**EXERCISE OBJECTIVE**
Revise the entries that follow by replacing every "data-label" with "value-label" and leaving everything else as it is. Omit the pictures from your answer.

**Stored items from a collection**
+--

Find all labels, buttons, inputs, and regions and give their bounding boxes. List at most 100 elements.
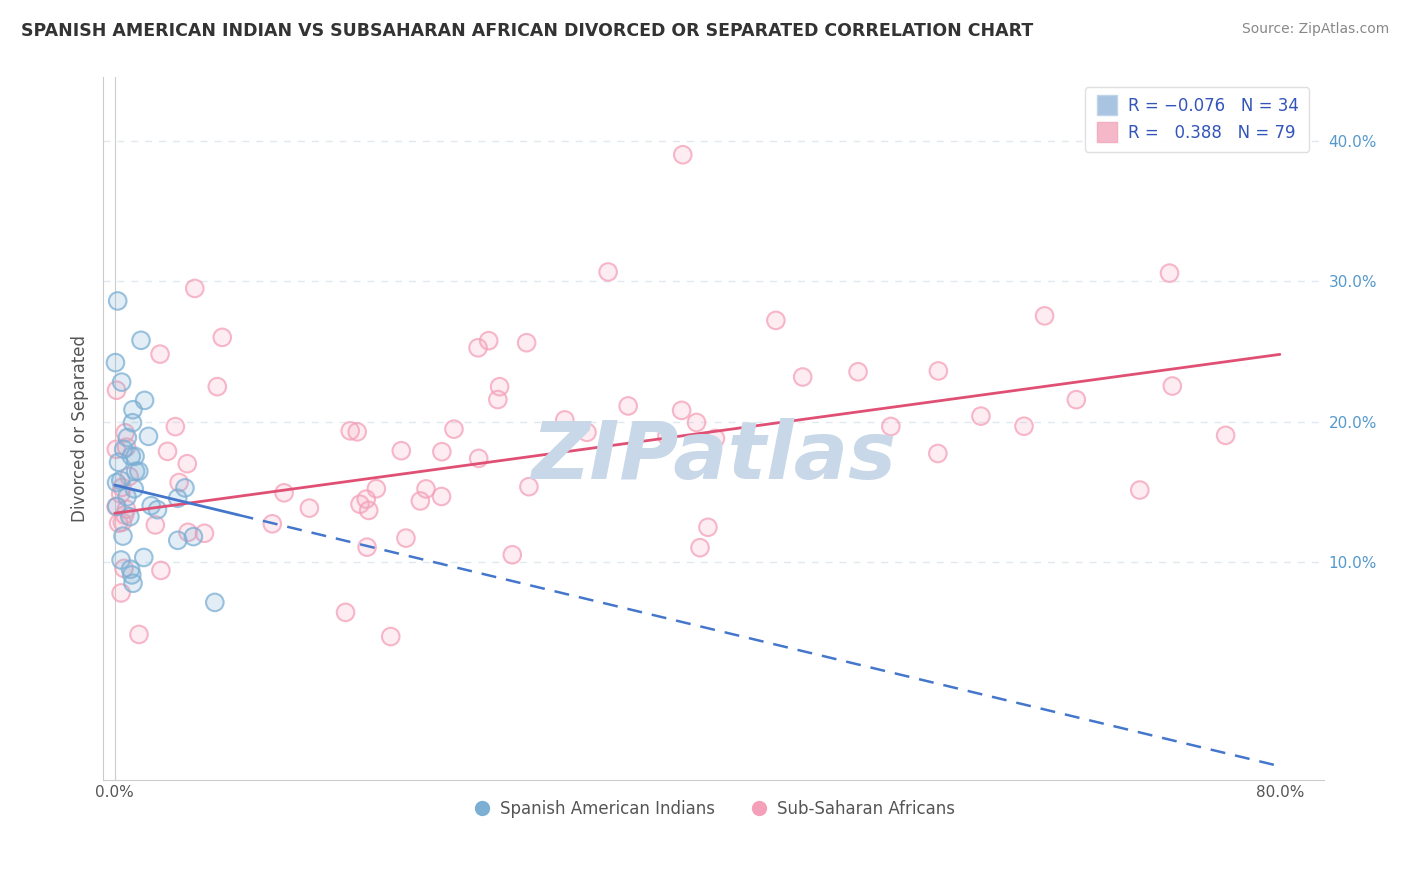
Point	[124, 450, 146, 464]
Point	[395, 531, 418, 545]
Point	[110, 474, 132, 488]
Point	[517, 480, 540, 494]
Point	[655, 429, 678, 443]
Point	[298, 501, 321, 516]
Point	[792, 370, 814, 384]
Point	[146, 502, 169, 516]
Point	[1012, 419, 1035, 434]
Point	[107, 516, 129, 531]
Point	[366, 482, 388, 496]
Point	[704, 432, 727, 446]
Point	[443, 422, 465, 436]
Point	[685, 416, 707, 430]
Point	[107, 455, 129, 469]
Point	[689, 541, 711, 555]
Point	[298, 501, 321, 516]
Point	[165, 419, 187, 434]
Point	[704, 432, 727, 446]
Point	[357, 503, 380, 517]
Point	[927, 446, 949, 460]
Point	[488, 380, 510, 394]
Point	[415, 482, 437, 496]
Point	[339, 424, 361, 438]
Point	[156, 444, 179, 458]
Point	[138, 429, 160, 443]
Point	[105, 475, 128, 490]
Point	[105, 475, 128, 490]
Point	[105, 500, 128, 514]
Point	[488, 380, 510, 394]
Point	[207, 379, 229, 393]
Point	[166, 533, 188, 548]
Point	[846, 365, 869, 379]
Point	[1159, 266, 1181, 280]
Point	[105, 442, 128, 457]
Point	[128, 464, 150, 478]
Text: Source: ZipAtlas.com: Source: ZipAtlas.com	[1241, 22, 1389, 37]
Point	[110, 553, 132, 567]
Point	[501, 548, 523, 562]
Point	[149, 564, 172, 578]
Point	[501, 548, 523, 562]
Point	[128, 627, 150, 641]
Point	[1129, 483, 1152, 497]
Point	[120, 449, 142, 463]
Point	[112, 561, 135, 575]
Point	[120, 562, 142, 576]
Point	[671, 403, 693, 417]
Point	[120, 449, 142, 463]
Point	[346, 425, 368, 439]
Point	[672, 147, 695, 161]
Point	[880, 419, 903, 434]
Point	[349, 497, 371, 511]
Point	[478, 334, 501, 348]
Point	[689, 541, 711, 555]
Point	[115, 440, 138, 454]
Point	[273, 485, 295, 500]
Point	[697, 520, 720, 534]
Point	[617, 399, 640, 413]
Point	[430, 490, 453, 504]
Point	[1066, 392, 1088, 407]
Point	[516, 335, 538, 350]
Point	[467, 341, 489, 355]
Point	[617, 399, 640, 413]
Point	[149, 347, 172, 361]
Point	[176, 457, 198, 471]
Point	[111, 375, 134, 389]
Point	[121, 416, 143, 430]
Point	[112, 442, 135, 457]
Point	[105, 383, 128, 397]
Point	[114, 508, 136, 522]
Point	[204, 595, 226, 609]
Point	[118, 469, 141, 483]
Point	[193, 526, 215, 541]
Point	[115, 490, 138, 504]
Text: SPANISH AMERICAN INDIAN VS SUBSAHARAN AFRICAN DIVORCED OR SEPARATED CORRELATION : SPANISH AMERICAN INDIAN VS SUBSAHARAN AF…	[21, 22, 1033, 40]
Point	[486, 392, 509, 407]
Point	[134, 393, 156, 408]
Point	[128, 464, 150, 478]
Point	[516, 335, 538, 350]
Point	[183, 530, 205, 544]
Point	[380, 630, 402, 644]
Point	[104, 356, 127, 370]
Point	[112, 561, 135, 575]
Point	[177, 525, 200, 540]
Point	[211, 330, 233, 344]
Point	[124, 464, 146, 478]
Point	[120, 562, 142, 576]
Point	[880, 419, 903, 434]
Point	[927, 364, 949, 378]
Point	[380, 630, 402, 644]
Point	[409, 494, 432, 508]
Point	[262, 516, 284, 531]
Point	[354, 492, 377, 507]
Text: ZIPatlas: ZIPatlas	[531, 418, 896, 496]
Point	[927, 446, 949, 460]
Point	[129, 334, 152, 348]
Point	[193, 526, 215, 541]
Point	[122, 576, 145, 591]
Point	[554, 413, 576, 427]
Point	[262, 516, 284, 531]
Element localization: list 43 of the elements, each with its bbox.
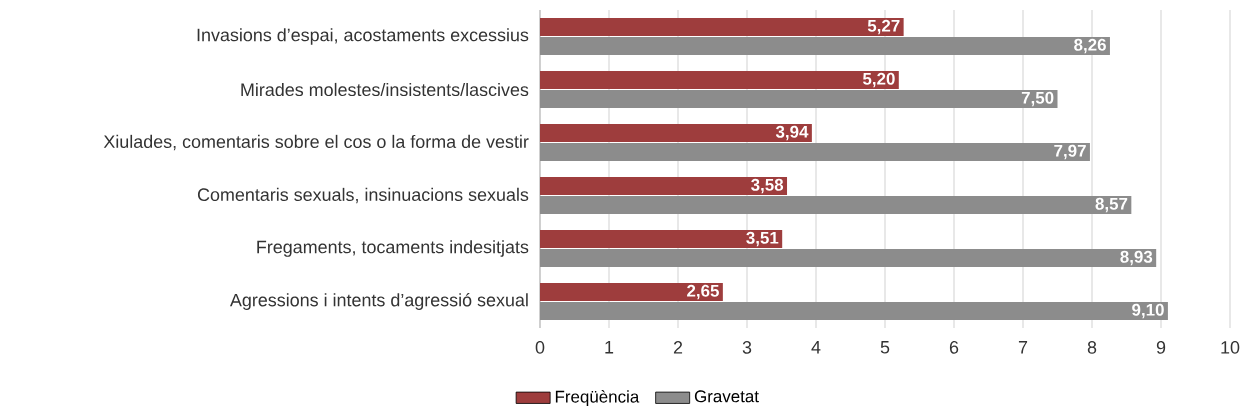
data-label: 9,10	[1132, 303, 1164, 319]
x-tick-label: 6	[949, 341, 959, 354]
x-tick-label: 8	[1087, 341, 1097, 354]
legend-label: Freqüència	[555, 390, 640, 407]
data-label: 3,94	[775, 125, 809, 141]
y-tick-label: Agressions i intents d’agressió sexual	[229, 293, 528, 310]
data-label: 8,26	[1074, 38, 1106, 54]
bar	[540, 302, 1168, 320]
bar	[540, 18, 904, 36]
x-tick-label: 0	[535, 341, 545, 354]
bar	[540, 71, 899, 89]
bar	[540, 143, 1090, 161]
bar	[540, 249, 1157, 267]
bar	[540, 124, 812, 142]
x-tick-label: 10	[1221, 341, 1240, 354]
data-label: 5,27	[867, 19, 900, 35]
bar	[540, 90, 1058, 108]
x-tick-label: 2	[673, 341, 683, 354]
x-tick-label: 1	[605, 341, 614, 354]
data-label: 8,57	[1095, 197, 1128, 213]
bar	[540, 283, 723, 301]
x-tick-label: 3	[742, 341, 752, 354]
y-tick-label: Fregaments, tocaments indesitjats	[257, 240, 529, 257]
bar	[540, 37, 1110, 55]
y-tick-label: Invasions d’espai, acostaments excessius	[197, 28, 529, 45]
y-tick-label: Comentaris sexuals, insinuacions sexuals	[197, 187, 529, 204]
bar	[540, 230, 783, 248]
x-tick-label: 9	[1156, 341, 1166, 354]
legend-label: Gravetat	[694, 390, 759, 403]
data-label: 7,50	[1021, 91, 1054, 107]
data-label: 2,65	[687, 284, 719, 300]
x-tick-label: 5	[880, 341, 890, 354]
data-label: 8,93	[1120, 250, 1153, 266]
x-tick-label: 4	[811, 341, 821, 354]
bar	[540, 196, 1132, 214]
y-tick-label: Xiulades, comentaris sobre el cos o la forma de vestir	[103, 134, 529, 151]
bar	[540, 177, 788, 195]
x-tick-label: 7	[1018, 341, 1028, 354]
data-label: 3,51	[746, 231, 779, 247]
data-label: 3,58	[751, 178, 784, 194]
y-tick-label: Mirades molestes/insistents/lascives	[241, 82, 529, 97]
data-label: 5,20	[862, 72, 895, 88]
data-label: 7,97	[1054, 144, 1086, 160]
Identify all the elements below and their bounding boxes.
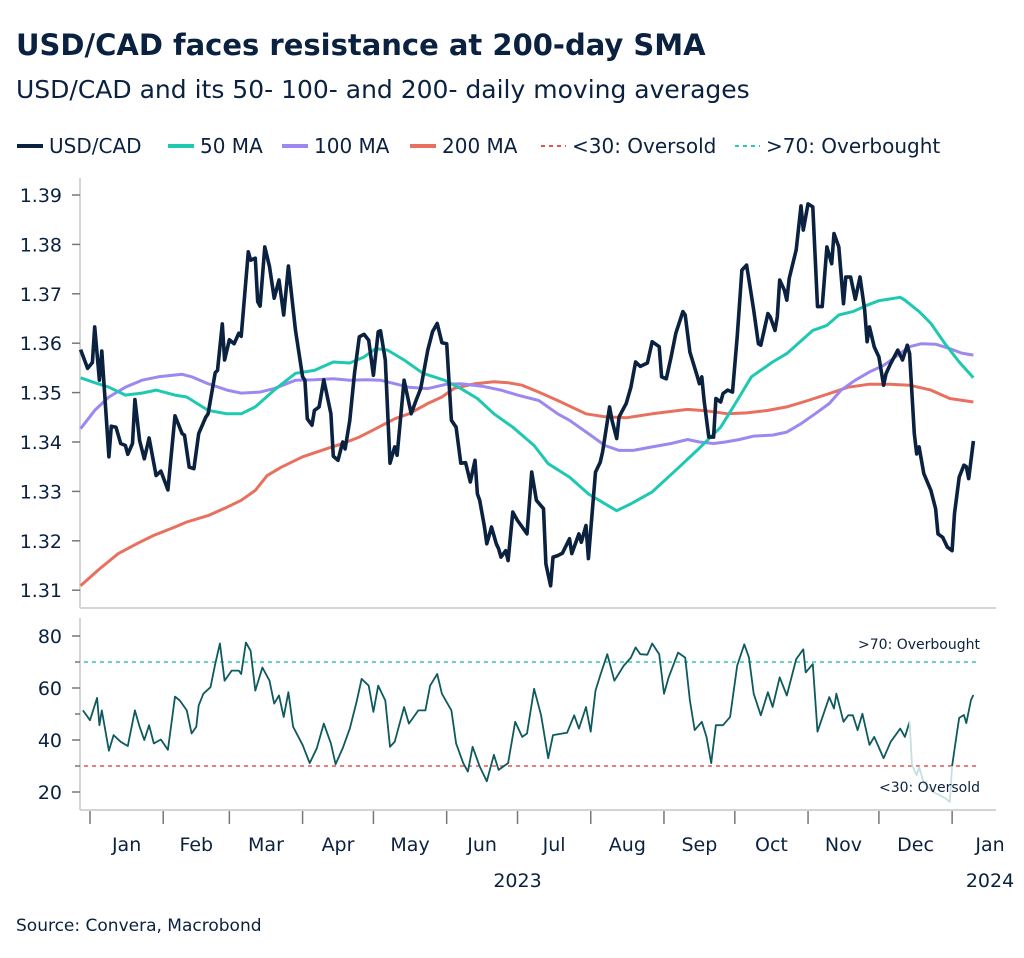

+--

**EXERCISE RESULT**
Find all labels, buttons, inputs, and regions and give their bounding boxes. List at most 100 elements.
Point	[124, 450, 146, 464]
Point	[395, 531, 418, 545]
Point	[110, 474, 132, 488]
Point	[517, 480, 540, 494]
Point	[655, 429, 678, 443]
Point	[298, 501, 321, 516]
Point	[792, 370, 814, 384]
Point	[146, 502, 169, 516]
Point	[1012, 419, 1035, 434]
Point	[107, 516, 129, 531]
Point	[366, 482, 388, 496]
Point	[704, 432, 727, 446]
Point	[443, 422, 465, 436]
Point	[685, 416, 707, 430]
Point	[107, 455, 129, 469]
Point	[689, 541, 711, 555]
Point	[298, 501, 321, 516]
Point	[165, 419, 187, 434]
Point	[704, 432, 727, 446]
Point	[357, 503, 380, 517]
Point	[927, 446, 949, 460]
Point	[488, 380, 510, 394]
Point	[415, 482, 437, 496]
Point	[339, 424, 361, 438]
Point	[156, 444, 179, 458]
Point	[138, 429, 160, 443]
Point	[105, 475, 128, 490]
Point	[105, 475, 128, 490]
Point	[105, 500, 128, 514]
Point	[488, 380, 510, 394]
Point	[207, 379, 229, 393]
Point	[166, 533, 188, 548]
Point	[846, 365, 869, 379]
Point	[1159, 266, 1181, 280]
Point	[105, 442, 128, 457]
Point	[128, 464, 150, 478]
Text: Source: ZipAtlas.com: Source: ZipAtlas.com	[1241, 22, 1389, 37]
Point	[110, 553, 132, 567]
Point	[501, 548, 523, 562]
Point	[149, 564, 172, 578]
Point	[501, 548, 523, 562]
Point	[128, 627, 150, 641]
Point	[1129, 483, 1152, 497]
Point	[120, 449, 142, 463]
Point	[112, 561, 135, 575]
Point	[120, 562, 142, 576]
Point	[671, 403, 693, 417]
Point	[120, 449, 142, 463]
Point	[346, 425, 368, 439]
Point	[672, 147, 695, 161]
Point	[880, 419, 903, 434]
Point	[349, 497, 371, 511]
Point	[478, 334, 501, 348]
Point	[689, 541, 711, 555]
Point	[115, 440, 138, 454]
Point	[273, 485, 295, 500]
Point	[697, 520, 720, 534]
Point	[617, 399, 640, 413]
Point	[430, 490, 453, 504]
Point	[1066, 392, 1088, 407]
Point	[516, 335, 538, 350]
Point	[467, 341, 489, 355]
Point	[617, 399, 640, 413]
Point	[149, 347, 172, 361]
Point	[176, 457, 198, 471]
Point	[111, 375, 134, 389]
Point	[121, 416, 143, 430]
Point	[112, 442, 135, 457]
Point	[105, 383, 128, 397]
Point	[114, 508, 136, 522]
Point	[204, 595, 226, 609]
Point	[118, 469, 141, 483]
Point	[193, 526, 215, 541]
Point	[115, 490, 138, 504]
Text: SPANISH AMERICAN INDIAN VS SUBSAHARAN AFRICAN DIVORCED OR SEPARATED CORRELATION : SPANISH AMERICAN INDIAN VS SUBSAHARAN AF…	[21, 22, 1033, 40]
Point	[486, 392, 509, 407]
Point	[134, 393, 156, 408]
Point	[128, 464, 150, 478]
Point	[516, 335, 538, 350]
Point	[183, 530, 205, 544]
Point	[380, 630, 402, 644]
Point	[104, 356, 127, 370]
Point	[112, 561, 135, 575]
Point	[177, 525, 200, 540]
Point	[211, 330, 233, 344]
Point	[124, 464, 146, 478]
Point	[120, 562, 142, 576]
Point	[880, 419, 903, 434]
Point	[927, 364, 949, 378]
Point	[380, 630, 402, 644]
Point	[409, 494, 432, 508]
Point	[262, 516, 284, 531]
Point	[354, 492, 377, 507]
Text: ZIPatlas: ZIPatlas	[531, 418, 896, 496]
Point	[927, 446, 949, 460]
Point	[129, 334, 152, 348]
Point	[193, 526, 215, 541]
Point	[122, 576, 145, 591]
Point	[554, 413, 576, 427]
Point	[262, 516, 284, 531]
Element localization: list 43 of the elements, each with its bbox.
value-label: 9,10	[1132, 303, 1164, 319]
x-tick-label: 6	[949, 341, 959, 354]
x-tick-label: 8	[1087, 341, 1097, 354]
legend-label: Freqüència	[555, 390, 640, 407]
value-label: 3,94	[775, 125, 809, 141]
y-tick-label: Agressions i intents d’agressió sexual	[229, 293, 528, 310]
value-label: 8,26	[1074, 38, 1106, 54]
bar	[540, 302, 1168, 320]
bar	[540, 18, 904, 36]
x-tick-label: 0	[535, 341, 545, 354]
bar	[540, 71, 899, 89]
bar	[540, 143, 1090, 161]
bar	[540, 249, 1157, 267]
bar	[540, 124, 812, 142]
x-tick-label: 10	[1221, 341, 1240, 354]
value-label: 5,27	[867, 19, 900, 35]
bar	[540, 90, 1058, 108]
x-tick-label: 2	[673, 341, 683, 354]
x-tick-label: 1	[605, 341, 614, 354]
value-label: 8,57	[1095, 197, 1128, 213]
bar	[540, 283, 723, 301]
x-tick-label: 3	[742, 341, 752, 354]
y-tick-label: Fregaments, tocaments indesitjats	[257, 240, 529, 257]
bar	[540, 37, 1110, 55]
y-tick-label: Invasions d’espai, acostaments excessius	[197, 28, 529, 45]
y-tick-label: Comentaris sexuals, insinuacions sexuals	[197, 187, 529, 204]
bar	[540, 230, 783, 248]
x-tick-label: 9	[1156, 341, 1166, 354]
legend-label: Gravetat	[694, 390, 759, 403]
value-label: 7,50	[1021, 91, 1054, 107]
value-label: 2,65	[687, 284, 719, 300]
x-tick-label: 5	[880, 341, 890, 354]
value-label: 8,93	[1120, 250, 1153, 266]
x-tick-label: 4	[811, 341, 821, 354]
bar	[540, 196, 1132, 214]
y-tick-label: Xiulades, comentaris sobre el cos o la forma de vestir	[103, 134, 529, 151]
bar	[540, 177, 788, 195]
x-tick-label: 7	[1018, 341, 1028, 354]
value-label: 3,51	[746, 231, 779, 247]
value-label: 3,58	[751, 178, 784, 194]
y-tick-label: Mirades molestes/insistents/lascives	[241, 82, 529, 97]
value-label: 5,20	[862, 72, 895, 88]
value-label: 7,97	[1054, 144, 1086, 160]
Identify all the elements below and their bounding boxes.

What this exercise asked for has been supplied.